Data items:
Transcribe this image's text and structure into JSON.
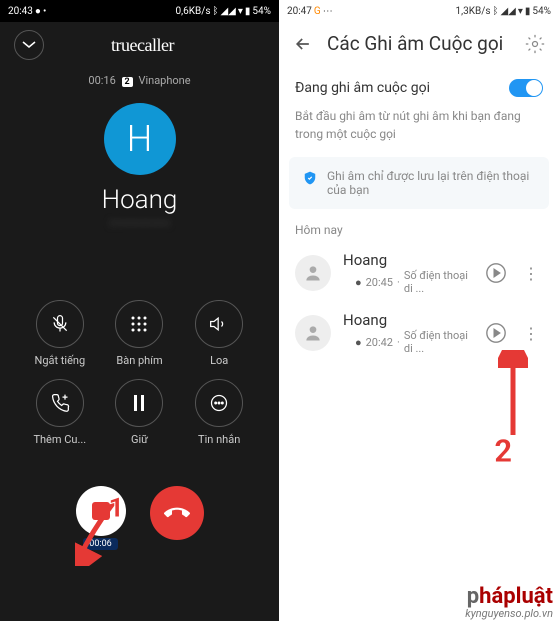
{
  "left": {
    "status": {
      "time": "20:43",
      "data": "0,6KB/s",
      "battery": "54%"
    },
    "app_name": "truecaller",
    "call": {
      "duration": "00:16",
      "sim": "2",
      "carrier": "Vinaphone",
      "avatar_letter": "H",
      "name": "Hoang"
    },
    "controls": {
      "mute": "Ngắt tiếng",
      "keypad": "Bàn phím",
      "speaker": "Loa",
      "add": "Thêm Cu...",
      "hold": "Giữ",
      "message": "Tin nhắn"
    },
    "record_time": "00:06"
  },
  "right": {
    "status": {
      "time": "20:47",
      "data": "1,3KB/s",
      "battery": "54%"
    },
    "title": "Các Ghi âm Cuộc gọi",
    "toggle_label": "Đang ghi âm cuộc gọi",
    "toggle_desc": "Bắt đầu ghi âm từ nút ghi âm khi bạn đang trong một cuộc gọi",
    "info_text": "Ghi âm chỉ được lưu lại trên điện thoại của bạn",
    "section": "Hôm nay",
    "items": [
      {
        "name": "Hoang",
        "time": "20:45",
        "detail": "Số điện thoại di ..."
      },
      {
        "name": "Hoang",
        "time": "20:42",
        "detail": "Số điện thoại di ..."
      }
    ]
  },
  "annotations": {
    "one": "1",
    "two": "2"
  },
  "watermark": {
    "brand_p": "p",
    "brand_rest": "hápluật",
    "site": "kynguyenso.plo.vn"
  }
}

# TASK INSTRUCTIONS
Copy out each record shown above without alteration, skipping any picture.

# RESULT BELOW
Transcribe this image's text and structure into JSON.
{
  "left": {
    "status": {
      "time": "20:43",
      "data": "0,6KB/s",
      "battery": "54%"
    },
    "app_name": "truecaller",
    "call": {
      "duration": "00:16",
      "sim": "2",
      "carrier": "Vinaphone",
      "avatar_letter": "H",
      "name": "Hoang"
    },
    "controls": {
      "mute": "Ngắt tiếng",
      "keypad": "Bàn phím",
      "speaker": "Loa",
      "add": "Thêm Cu...",
      "hold": "Giữ",
      "message": "Tin nhắn"
    },
    "record_time": "00:06"
  },
  "right": {
    "status": {
      "time": "20:47",
      "data": "1,3KB/s",
      "battery": "54%"
    },
    "title": "Các Ghi âm Cuộc gọi",
    "toggle_label": "Đang ghi âm cuộc gọi",
    "toggle_desc": "Bắt đầu ghi âm từ nút ghi âm khi bạn đang trong một cuộc gọi",
    "info_text": "Ghi âm chỉ được lưu lại trên điện thoại của bạn",
    "section": "Hôm nay",
    "items": [
      {
        "name": "Hoang",
        "time": "20:45",
        "detail": "Số điện thoại di ..."
      },
      {
        "name": "Hoang",
        "time": "20:42",
        "detail": "Số điện thoại di ..."
      }
    ]
  },
  "annotations": {
    "one": "1",
    "two": "2"
  },
  "watermark": {
    "brand_p": "p",
    "brand_rest": "hápluật",
    "site": "kynguyenso.plo.vn"
  }
}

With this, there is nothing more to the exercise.